- Provided data
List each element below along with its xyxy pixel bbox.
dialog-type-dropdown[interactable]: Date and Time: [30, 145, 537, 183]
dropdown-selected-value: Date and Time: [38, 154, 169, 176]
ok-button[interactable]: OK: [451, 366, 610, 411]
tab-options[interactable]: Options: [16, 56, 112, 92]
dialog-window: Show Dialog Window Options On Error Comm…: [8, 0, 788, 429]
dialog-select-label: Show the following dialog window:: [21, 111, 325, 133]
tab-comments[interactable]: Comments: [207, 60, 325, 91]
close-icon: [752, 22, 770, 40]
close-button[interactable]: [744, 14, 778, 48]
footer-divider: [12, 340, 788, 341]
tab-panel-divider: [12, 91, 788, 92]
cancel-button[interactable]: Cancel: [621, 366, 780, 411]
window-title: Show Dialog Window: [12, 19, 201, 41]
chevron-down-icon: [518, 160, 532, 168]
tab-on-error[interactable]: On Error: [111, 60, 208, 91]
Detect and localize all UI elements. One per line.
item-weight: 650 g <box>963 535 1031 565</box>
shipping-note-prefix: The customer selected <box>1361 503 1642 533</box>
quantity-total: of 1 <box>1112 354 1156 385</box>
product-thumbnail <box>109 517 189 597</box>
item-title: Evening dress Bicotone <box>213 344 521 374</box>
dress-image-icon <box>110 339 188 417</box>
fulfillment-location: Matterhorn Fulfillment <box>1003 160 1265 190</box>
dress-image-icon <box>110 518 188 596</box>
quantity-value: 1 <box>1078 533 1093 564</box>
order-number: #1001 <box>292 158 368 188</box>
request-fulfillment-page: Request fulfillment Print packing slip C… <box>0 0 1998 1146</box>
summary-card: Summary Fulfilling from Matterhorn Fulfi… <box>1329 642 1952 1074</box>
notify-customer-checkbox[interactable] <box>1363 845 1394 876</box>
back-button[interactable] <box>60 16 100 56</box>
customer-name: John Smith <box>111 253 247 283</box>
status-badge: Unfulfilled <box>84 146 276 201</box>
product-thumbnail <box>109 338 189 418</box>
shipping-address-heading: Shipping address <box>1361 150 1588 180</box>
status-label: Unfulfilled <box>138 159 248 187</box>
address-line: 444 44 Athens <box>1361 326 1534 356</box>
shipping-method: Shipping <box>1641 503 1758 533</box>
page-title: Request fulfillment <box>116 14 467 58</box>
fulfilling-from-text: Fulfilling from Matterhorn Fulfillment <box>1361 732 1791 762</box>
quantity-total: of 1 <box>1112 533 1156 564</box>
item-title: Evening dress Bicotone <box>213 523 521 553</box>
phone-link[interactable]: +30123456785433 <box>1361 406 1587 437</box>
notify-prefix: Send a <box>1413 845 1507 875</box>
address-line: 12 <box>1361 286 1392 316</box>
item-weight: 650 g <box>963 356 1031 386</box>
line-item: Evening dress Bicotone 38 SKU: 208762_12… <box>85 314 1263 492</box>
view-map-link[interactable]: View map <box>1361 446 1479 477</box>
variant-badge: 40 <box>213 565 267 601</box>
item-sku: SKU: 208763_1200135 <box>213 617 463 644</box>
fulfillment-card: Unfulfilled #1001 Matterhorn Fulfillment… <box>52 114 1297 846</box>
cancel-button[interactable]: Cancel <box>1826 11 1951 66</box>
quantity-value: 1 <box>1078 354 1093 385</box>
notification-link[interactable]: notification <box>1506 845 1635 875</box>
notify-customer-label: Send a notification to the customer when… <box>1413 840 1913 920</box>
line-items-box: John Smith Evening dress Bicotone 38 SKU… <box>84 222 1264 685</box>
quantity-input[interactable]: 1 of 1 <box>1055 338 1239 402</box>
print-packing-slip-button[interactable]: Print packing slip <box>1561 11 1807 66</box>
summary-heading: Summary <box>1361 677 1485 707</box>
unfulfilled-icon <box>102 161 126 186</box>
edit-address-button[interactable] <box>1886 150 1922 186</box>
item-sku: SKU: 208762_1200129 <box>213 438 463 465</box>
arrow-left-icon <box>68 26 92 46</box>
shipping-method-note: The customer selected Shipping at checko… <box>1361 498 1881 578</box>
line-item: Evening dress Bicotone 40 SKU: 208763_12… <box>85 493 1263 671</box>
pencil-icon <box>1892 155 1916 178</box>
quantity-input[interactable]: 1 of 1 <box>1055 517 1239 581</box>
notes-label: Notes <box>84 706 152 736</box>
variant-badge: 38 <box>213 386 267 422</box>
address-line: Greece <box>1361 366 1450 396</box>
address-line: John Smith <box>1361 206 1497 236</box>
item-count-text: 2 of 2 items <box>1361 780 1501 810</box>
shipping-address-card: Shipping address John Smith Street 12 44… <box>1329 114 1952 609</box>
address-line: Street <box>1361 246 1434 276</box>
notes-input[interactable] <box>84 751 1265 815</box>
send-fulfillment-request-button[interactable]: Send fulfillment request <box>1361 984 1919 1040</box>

- Exercise instructions
Copy the entries word for word, from the first line through the line that contains "tab-options[interactable]: Options: [16, 56, 112, 92]", including both of those lines.

- Solution to this exercise
List each element below along with its xyxy pixel bbox.
dialog-type-dropdown[interactable]: Date and Time: [30, 145, 537, 183]
dropdown-selected-value: Date and Time: [38, 154, 169, 176]
ok-button[interactable]: OK: [451, 366, 610, 411]
tab-options[interactable]: Options: [16, 56, 112, 92]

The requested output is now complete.